(Directive) Using the listing below, copy every line that mentions "name".

(Information shown)
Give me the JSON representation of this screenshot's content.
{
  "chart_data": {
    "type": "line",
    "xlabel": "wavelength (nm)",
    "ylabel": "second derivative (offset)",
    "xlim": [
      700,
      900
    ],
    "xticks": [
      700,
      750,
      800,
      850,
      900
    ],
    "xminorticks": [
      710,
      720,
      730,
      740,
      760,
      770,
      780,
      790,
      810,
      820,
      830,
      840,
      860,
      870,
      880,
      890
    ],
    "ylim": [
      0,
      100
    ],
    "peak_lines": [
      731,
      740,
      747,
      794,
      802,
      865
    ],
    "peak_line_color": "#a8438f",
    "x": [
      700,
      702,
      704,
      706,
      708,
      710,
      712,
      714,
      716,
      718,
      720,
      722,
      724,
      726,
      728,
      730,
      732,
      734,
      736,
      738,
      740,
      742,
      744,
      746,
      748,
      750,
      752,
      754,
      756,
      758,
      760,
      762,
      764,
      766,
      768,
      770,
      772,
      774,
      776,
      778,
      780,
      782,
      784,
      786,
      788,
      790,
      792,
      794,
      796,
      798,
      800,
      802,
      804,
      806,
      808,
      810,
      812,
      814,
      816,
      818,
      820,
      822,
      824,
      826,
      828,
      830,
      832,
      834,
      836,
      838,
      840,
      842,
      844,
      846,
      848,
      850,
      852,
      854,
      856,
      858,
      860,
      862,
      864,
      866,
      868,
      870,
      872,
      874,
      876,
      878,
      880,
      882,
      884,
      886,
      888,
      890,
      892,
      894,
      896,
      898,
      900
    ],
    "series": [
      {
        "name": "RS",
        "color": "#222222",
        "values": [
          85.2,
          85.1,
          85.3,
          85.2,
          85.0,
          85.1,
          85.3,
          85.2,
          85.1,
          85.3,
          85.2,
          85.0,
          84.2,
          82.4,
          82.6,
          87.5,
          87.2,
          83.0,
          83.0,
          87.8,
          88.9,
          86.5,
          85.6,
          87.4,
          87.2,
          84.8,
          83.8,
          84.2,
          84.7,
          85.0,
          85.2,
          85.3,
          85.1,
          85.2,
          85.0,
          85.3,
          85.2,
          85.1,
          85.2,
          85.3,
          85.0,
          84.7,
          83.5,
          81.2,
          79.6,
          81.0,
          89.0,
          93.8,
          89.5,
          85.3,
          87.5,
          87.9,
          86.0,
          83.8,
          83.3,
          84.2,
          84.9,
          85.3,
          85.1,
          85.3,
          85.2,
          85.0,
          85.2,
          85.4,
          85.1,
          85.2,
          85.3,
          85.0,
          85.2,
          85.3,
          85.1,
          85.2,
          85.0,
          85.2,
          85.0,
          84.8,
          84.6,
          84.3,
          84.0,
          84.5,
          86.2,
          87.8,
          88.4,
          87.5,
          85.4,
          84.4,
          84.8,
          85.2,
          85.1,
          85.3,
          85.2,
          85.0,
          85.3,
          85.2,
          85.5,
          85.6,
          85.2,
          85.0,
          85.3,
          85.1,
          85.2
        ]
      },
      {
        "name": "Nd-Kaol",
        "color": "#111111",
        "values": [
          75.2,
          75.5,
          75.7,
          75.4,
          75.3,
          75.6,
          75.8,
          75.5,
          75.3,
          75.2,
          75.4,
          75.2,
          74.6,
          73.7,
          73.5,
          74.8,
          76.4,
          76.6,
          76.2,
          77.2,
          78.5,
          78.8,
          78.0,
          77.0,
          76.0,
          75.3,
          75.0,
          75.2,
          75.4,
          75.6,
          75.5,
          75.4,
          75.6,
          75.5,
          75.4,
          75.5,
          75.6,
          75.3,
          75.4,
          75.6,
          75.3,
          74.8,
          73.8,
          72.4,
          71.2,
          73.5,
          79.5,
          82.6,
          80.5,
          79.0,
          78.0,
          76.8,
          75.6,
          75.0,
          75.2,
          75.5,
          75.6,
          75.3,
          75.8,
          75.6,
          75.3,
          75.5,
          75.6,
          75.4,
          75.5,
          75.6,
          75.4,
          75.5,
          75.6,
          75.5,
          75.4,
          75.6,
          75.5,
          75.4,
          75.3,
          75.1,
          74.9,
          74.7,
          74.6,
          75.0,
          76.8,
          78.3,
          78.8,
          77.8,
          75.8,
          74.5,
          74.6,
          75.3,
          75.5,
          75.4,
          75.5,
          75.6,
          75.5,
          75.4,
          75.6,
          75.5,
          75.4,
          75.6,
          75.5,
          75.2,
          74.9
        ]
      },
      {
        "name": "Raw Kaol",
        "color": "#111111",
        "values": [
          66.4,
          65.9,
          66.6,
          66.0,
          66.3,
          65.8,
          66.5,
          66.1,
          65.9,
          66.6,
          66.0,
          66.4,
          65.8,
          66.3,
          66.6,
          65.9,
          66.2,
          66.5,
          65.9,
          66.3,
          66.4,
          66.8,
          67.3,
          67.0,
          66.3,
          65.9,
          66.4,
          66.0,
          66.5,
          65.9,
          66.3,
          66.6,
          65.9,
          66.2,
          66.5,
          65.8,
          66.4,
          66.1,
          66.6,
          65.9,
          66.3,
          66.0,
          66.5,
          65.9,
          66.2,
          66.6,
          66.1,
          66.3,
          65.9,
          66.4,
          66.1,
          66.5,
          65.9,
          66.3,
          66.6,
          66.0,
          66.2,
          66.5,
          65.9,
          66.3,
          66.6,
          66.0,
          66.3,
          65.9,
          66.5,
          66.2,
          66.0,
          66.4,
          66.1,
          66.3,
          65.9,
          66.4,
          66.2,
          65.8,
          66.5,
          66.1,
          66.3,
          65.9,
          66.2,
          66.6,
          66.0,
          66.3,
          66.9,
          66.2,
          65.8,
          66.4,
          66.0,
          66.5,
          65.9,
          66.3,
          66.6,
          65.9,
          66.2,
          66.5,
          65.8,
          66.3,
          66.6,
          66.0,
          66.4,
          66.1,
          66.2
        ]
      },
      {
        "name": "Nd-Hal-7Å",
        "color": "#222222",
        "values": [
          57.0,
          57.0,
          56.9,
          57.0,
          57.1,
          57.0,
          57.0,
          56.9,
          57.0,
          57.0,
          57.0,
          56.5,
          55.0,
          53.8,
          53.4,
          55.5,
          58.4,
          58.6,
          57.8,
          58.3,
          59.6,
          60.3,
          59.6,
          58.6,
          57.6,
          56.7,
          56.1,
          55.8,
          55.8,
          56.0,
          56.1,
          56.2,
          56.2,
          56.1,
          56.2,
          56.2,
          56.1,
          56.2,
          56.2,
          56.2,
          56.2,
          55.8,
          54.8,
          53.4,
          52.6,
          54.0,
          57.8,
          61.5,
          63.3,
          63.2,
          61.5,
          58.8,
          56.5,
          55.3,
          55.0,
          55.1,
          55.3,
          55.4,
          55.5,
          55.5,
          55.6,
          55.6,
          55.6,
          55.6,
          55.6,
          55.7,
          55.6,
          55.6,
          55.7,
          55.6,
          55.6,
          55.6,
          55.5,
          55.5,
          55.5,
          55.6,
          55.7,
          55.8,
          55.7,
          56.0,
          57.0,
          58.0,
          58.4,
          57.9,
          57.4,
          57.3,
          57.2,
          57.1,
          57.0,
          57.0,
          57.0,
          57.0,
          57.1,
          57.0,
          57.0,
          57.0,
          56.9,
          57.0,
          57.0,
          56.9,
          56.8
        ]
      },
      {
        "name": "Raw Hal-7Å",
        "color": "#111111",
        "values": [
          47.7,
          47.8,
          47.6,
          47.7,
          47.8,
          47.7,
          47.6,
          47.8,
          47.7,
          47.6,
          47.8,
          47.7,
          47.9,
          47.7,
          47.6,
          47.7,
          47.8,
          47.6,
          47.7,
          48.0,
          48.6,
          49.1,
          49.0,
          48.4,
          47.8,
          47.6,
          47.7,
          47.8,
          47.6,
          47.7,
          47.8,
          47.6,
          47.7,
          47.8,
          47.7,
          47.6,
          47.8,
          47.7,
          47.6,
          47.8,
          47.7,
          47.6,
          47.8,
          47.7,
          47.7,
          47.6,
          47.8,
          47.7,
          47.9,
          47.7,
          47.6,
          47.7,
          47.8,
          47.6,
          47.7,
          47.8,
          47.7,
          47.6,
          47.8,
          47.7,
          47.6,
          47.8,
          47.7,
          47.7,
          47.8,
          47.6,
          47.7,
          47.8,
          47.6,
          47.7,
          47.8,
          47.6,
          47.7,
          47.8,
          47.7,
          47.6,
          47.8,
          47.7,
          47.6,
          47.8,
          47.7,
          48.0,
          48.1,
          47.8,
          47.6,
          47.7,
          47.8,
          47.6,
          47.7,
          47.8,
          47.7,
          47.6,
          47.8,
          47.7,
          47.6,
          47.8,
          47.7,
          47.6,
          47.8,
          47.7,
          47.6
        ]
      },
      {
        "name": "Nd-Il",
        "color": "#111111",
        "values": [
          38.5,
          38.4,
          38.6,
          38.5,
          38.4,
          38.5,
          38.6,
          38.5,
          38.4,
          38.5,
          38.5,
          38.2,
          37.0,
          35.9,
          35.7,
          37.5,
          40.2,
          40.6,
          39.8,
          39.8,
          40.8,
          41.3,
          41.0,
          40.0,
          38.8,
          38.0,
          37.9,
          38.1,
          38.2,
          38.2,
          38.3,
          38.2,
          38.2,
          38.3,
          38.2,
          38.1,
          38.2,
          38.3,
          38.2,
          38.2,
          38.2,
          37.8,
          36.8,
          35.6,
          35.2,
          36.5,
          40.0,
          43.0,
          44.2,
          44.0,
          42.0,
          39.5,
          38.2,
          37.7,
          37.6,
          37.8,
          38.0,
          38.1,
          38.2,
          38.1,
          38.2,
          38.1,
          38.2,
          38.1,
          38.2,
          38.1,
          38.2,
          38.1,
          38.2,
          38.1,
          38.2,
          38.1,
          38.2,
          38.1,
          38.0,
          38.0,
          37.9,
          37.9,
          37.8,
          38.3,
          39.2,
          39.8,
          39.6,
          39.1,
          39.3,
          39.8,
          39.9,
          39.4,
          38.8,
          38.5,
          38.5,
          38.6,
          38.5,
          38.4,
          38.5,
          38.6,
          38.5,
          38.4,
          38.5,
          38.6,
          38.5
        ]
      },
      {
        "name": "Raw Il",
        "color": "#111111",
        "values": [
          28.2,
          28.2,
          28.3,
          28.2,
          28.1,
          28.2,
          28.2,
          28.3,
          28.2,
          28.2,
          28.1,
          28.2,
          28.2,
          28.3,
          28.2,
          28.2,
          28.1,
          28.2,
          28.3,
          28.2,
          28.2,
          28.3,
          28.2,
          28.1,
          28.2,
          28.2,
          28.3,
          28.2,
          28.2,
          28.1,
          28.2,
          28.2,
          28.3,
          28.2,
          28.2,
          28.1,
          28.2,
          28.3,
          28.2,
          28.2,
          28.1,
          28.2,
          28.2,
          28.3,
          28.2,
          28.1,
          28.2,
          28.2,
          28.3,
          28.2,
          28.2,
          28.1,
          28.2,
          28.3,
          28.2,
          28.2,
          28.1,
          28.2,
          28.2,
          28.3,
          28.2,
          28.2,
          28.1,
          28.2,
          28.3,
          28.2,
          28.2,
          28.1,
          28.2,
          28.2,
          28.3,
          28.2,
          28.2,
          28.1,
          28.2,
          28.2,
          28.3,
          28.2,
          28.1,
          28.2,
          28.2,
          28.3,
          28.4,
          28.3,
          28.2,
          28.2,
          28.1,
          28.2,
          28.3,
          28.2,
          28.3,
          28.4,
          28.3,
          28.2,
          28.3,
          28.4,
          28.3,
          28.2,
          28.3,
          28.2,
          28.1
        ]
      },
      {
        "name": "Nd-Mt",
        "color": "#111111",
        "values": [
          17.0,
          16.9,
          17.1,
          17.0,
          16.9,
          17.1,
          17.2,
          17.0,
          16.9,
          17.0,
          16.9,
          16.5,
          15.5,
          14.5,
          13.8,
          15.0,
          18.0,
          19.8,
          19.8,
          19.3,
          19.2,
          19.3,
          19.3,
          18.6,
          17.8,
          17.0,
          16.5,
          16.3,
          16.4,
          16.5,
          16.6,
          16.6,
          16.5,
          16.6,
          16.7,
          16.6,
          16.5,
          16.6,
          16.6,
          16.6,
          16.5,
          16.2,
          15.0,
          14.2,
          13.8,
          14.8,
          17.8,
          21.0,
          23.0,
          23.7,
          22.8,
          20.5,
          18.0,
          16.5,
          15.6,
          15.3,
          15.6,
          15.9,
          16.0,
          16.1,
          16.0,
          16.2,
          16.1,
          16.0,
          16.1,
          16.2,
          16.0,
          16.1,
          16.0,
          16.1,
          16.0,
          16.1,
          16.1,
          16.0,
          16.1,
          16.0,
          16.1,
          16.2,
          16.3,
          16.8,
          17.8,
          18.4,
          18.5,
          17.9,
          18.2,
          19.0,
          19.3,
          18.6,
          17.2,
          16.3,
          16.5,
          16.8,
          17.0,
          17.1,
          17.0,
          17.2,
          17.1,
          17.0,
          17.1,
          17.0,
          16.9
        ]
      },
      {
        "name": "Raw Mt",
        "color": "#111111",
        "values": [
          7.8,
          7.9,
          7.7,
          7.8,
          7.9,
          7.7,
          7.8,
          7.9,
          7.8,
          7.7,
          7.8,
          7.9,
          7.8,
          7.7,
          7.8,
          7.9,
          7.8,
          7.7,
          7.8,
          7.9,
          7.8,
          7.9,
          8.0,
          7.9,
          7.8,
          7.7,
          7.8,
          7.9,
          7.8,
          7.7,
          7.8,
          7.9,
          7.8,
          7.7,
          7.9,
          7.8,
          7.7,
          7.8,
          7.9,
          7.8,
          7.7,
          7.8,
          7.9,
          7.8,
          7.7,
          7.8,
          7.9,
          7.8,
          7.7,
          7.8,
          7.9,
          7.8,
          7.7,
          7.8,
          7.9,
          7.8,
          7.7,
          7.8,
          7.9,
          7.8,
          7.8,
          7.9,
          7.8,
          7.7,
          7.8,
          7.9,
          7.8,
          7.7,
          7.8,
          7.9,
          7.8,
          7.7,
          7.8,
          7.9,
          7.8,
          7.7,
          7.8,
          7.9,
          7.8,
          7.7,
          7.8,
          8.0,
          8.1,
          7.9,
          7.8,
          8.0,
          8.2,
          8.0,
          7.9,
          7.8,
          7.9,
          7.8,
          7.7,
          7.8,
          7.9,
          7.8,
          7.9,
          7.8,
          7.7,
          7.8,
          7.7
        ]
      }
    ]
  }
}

(Problem solution)
        "name": "RS",
        "name": "Nd-Kaol",
        "name": "Raw Kaol",
        "name": "Nd-Hal-7Å",
        "name": "Raw Hal-7Å",
        "name": "Nd-Il",
        "name": "Raw Il",
        "name": "Nd-Mt",
        "name": "Raw Mt",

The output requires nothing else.